Pairing digital twins with AR/VR, tablet-based interfaces or dashboards enables immersive, scenario-based training. Workers can interact with real-world simulations of compliance & safety, complex assemblies, changeovers, and service routines before ever touching the line. (Check out DeepSight andtheir work in compliance and scenario-based training.)

The real value? These environments allow workers to make mistakes without disastrous consequence, reflect on what went wrong, and reinforce correct procedures in a safe way. This builds confidence and instills a deeper understanding of why each step matters—critical for safe operation and consistent quality. OEM equipment is often highly integrated, combining mechanical, electrical, and programmable elements. Training through digital twins helps workers develop practical fluency with these systems.

Because these simulations reflect actual equipment, layouts, and product variants, training becomes contextual, not theoretical. Workers are not just memorizing steps—they are developing judgment and muscle memory to perform effectively on the floor.

3. Real-Time Decision Support on the Floor

A digital twin isn’t just for engineers—it is a decision support platform tailored to each role on the floor.

Assembly technicians can check build instructions that update with the product variant.
Quality inspectors can visualize tolerance limits and recent deviations.
Field service teams can simulate a fault scenario before going on-site.
Maintenance techs can anticipate required interventions based on digital logs.

OEM environments often run on a mix of legacy equipment, PLC-based systems, and modern controls. Digital twins serve as a layer that brings these elements together, helping workers make sense of system-level interactions and operate more effectively.

When connected workers can access a real-time view of operations through one of the many gadgets, they gain:

Live machine status and material availability
Context-sensitive work instructions and tools
Alerts tied to current part mix, shift, or customer requirements

This kind of support helps frontline teams move from simply executing tasks to actively solving problems. It reduces escalations, increases throughput, and empowers workers to operate with confidence.

It also allows for faster alignment with engineering when last-minute changes occur. Instead of waiting for clarification, workers can see the updates directly in the twin—with full traceability and impact context.

________________________________________

- **SHORT EXERCISE 1**
Rename "data-point" to "plot-point" in the entries, beginning at the line that has "y-tick-label: 0.008 [17, 122, 51, 138]" and stopping after the line that has "legend-label: Kim's experiment, steam, n=6000rpm, Δh=0…", and give only those lines with nothing else changed.

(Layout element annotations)
________________________________________

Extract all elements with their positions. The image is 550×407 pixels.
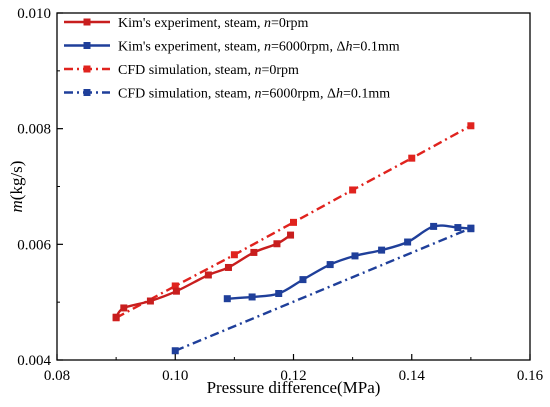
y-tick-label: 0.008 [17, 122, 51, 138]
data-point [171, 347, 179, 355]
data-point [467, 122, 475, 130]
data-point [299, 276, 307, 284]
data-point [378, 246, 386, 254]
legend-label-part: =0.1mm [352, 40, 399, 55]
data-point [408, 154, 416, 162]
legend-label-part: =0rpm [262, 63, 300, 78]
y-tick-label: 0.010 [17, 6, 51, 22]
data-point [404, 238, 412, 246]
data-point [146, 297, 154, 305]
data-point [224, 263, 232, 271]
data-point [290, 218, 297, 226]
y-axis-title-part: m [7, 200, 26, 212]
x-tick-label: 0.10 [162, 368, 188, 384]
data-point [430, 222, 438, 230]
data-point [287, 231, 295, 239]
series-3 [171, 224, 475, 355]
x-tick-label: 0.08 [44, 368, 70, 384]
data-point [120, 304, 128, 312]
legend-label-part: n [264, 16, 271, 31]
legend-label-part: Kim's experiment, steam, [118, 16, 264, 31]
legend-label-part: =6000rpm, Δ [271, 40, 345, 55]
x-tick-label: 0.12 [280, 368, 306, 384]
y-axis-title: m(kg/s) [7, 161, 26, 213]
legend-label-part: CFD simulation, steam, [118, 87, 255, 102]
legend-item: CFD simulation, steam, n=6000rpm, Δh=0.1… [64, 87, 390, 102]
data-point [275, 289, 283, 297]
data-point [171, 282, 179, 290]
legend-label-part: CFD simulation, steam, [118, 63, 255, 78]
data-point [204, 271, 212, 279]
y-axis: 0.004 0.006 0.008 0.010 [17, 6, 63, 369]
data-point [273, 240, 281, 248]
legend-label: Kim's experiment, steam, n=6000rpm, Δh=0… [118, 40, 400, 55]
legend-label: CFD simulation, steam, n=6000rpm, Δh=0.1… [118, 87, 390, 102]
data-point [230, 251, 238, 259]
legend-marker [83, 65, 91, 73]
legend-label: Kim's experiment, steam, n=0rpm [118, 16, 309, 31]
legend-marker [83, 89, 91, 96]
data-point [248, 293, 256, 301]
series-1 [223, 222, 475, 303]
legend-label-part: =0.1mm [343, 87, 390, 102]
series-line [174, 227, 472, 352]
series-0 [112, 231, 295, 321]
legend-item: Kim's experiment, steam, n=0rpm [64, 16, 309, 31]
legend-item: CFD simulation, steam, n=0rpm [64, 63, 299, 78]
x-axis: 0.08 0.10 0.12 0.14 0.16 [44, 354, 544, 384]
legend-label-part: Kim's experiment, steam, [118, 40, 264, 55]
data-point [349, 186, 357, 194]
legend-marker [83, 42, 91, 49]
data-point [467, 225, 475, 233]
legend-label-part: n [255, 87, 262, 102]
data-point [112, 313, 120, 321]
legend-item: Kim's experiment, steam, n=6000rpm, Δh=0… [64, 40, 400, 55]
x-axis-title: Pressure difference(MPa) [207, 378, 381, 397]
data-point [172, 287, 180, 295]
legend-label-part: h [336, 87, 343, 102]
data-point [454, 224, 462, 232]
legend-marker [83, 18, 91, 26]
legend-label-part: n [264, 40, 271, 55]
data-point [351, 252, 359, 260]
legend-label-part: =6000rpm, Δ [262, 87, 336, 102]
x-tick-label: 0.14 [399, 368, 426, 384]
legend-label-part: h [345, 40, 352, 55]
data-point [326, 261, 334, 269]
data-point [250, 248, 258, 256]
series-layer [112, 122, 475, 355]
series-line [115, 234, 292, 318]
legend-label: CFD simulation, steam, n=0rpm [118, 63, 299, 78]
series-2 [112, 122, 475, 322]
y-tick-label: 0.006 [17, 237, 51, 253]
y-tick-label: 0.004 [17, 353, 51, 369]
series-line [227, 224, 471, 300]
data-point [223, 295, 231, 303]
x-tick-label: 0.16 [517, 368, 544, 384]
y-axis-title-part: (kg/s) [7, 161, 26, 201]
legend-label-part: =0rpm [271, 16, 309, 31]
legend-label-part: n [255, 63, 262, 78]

________________________________________

- **SHORT EXERCISE 2**
Please retype the passage on digital twins, beginning at the words "Maintenance techs can" and stopping after "operate more effectively.".

- **OUTPUT 1**
y-tick-label: 0.008 [17, 122, 51, 138]
plot-point [171, 347, 179, 355]
plot-point [467, 122, 475, 130]
plot-point [299, 276, 307, 284]
plot-point [378, 246, 386, 254]
legend-label-part: =0.1mm [352, 40, 399, 55]
plot-point [408, 154, 416, 162]
legend-label-part: =0rpm [262, 63, 300, 78]
y-tick-label: 0.010 [17, 6, 51, 22]
plot-point [404, 238, 412, 246]
plot-point [146, 297, 154, 305]
plot-point [224, 263, 232, 271]
plot-point [290, 218, 297, 226]
y-axis-title-part: m [7, 200, 26, 212]
x-tick-label: 0.10 [162, 368, 188, 384]
plot-point [430, 222, 438, 230]
plot-point [287, 231, 295, 239]
series-3 [171, 224, 475, 355]
x-tick-label: 0.08 [44, 368, 70, 384]
plot-point [120, 304, 128, 312]
legend-label-part: n [264, 16, 271, 31]
legend-label-part: Kim's experiment, steam, [118, 16, 264, 31]
legend-label-part: =6000rpm, Δ [271, 40, 345, 55]
x-tick-label: 0.12 [280, 368, 306, 384]
y-axis-title: m(kg/s) [7, 161, 26, 213]
legend-label-part: CFD simulation, steam, [118, 87, 255, 102]
legend-item: CFD simulation, steam, n=6000rpm, Δh=0.1… [64, 87, 390, 102]
plot-point [275, 289, 283, 297]
plot-point [171, 282, 179, 290]
legend-label-part: CFD simulation, steam, [118, 63, 255, 78]
plot-point [204, 271, 212, 279]
y-axis: 0.004 0.006 0.008 0.010 [17, 6, 63, 369]
plot-point [273, 240, 281, 248]
legend-label: Kim's experiment, steam, n=6000rpm, Δh=0… [118, 40, 400, 55]

- **OUTPUT 2**
Maintenance techs can anticipate required interventions based on digital logs.

OEM environments often run on a mix of legacy equipment, PLC-based systems, and modern controls. Digital twins serve as a layer that brings these elements together, helping workers make sense of system-level interactions and operate more effectively.